_Given instruction_:
Print all the records exactly, please.

***** Provided data *****

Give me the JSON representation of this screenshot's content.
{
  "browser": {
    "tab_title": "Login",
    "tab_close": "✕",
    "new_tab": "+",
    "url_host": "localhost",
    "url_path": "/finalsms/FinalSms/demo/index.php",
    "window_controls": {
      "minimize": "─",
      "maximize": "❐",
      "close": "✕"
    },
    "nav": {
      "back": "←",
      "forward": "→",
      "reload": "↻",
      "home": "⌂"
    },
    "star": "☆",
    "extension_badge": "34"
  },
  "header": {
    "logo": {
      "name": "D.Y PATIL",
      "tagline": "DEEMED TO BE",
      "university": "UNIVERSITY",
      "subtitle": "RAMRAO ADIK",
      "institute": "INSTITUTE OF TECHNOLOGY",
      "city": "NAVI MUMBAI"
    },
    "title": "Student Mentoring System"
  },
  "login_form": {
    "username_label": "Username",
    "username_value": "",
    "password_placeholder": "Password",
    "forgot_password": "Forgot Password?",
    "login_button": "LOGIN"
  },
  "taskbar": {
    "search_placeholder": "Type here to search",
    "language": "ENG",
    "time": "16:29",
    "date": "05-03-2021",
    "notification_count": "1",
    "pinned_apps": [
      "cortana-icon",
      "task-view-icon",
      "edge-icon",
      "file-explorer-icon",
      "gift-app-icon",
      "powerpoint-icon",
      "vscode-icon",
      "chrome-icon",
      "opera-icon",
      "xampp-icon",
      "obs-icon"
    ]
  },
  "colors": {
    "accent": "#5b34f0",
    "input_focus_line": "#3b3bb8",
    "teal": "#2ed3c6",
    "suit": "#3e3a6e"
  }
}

*****

_Output of the exercise_:
Give me the JSON representation of this screenshot's content.
{
  "browser": {
    "tab_title": "Login",
    "tab_close": "✕",
    "new_tab": "+",
    "url_host": "localhost",
    "url_path": "/finalsms/FinalSms/demo/index.php",
    "window_controls": {
      "minimize": "─",
      "maximize": "❐",
      "close": "✕"
    },
    "nav": {
      "back": "←",
      "forward": "→",
      "reload": "↻",
      "home": "⌂"
    },
    "star": "☆",
    "extension_badge": "34"
  },
  "header": {
    "logo": {
      "name": "D.Y PATIL",
      "tagline": "DEEMED TO BE",
      "university": "UNIVERSITY",
      "subtitle": "RAMRAO ADIK",
      "institute": "INSTITUTE OF TECHNOLOGY",
      "city": "NAVI MUMBAI"
    },
    "title": "Student Mentoring System"
  },
  "login_form": {
    "username_label": "Username",
    "username_value": "",
    "password_placeholder": "Password",
    "forgot_password": "Forgot Password?",
    "login_button": "LOGIN"
  },
  "taskbar": {
    "search_placeholder": "Type here to search",
    "language": "ENG",
    "time": "16:29",
    "date": "05-03-2021",
    "notification_count": "1",
    "pinned_apps": [
      "cortana-icon",
      "task-view-icon",
      "edge-icon",
      "file-explorer-icon",
      "gift-app-icon",
      "powerpoint-icon",
      "vscode-icon",
      "chrome-icon",
      "opera-icon",
      "xampp-icon",
      "obs-icon"
    ]
  },
  "colors": {
    "accent": "#5b34f0",
    "input_focus_line": "#3b3bb8",
    "teal": "#2ed3c6",
    "suit": "#3e3a6e"
  }
}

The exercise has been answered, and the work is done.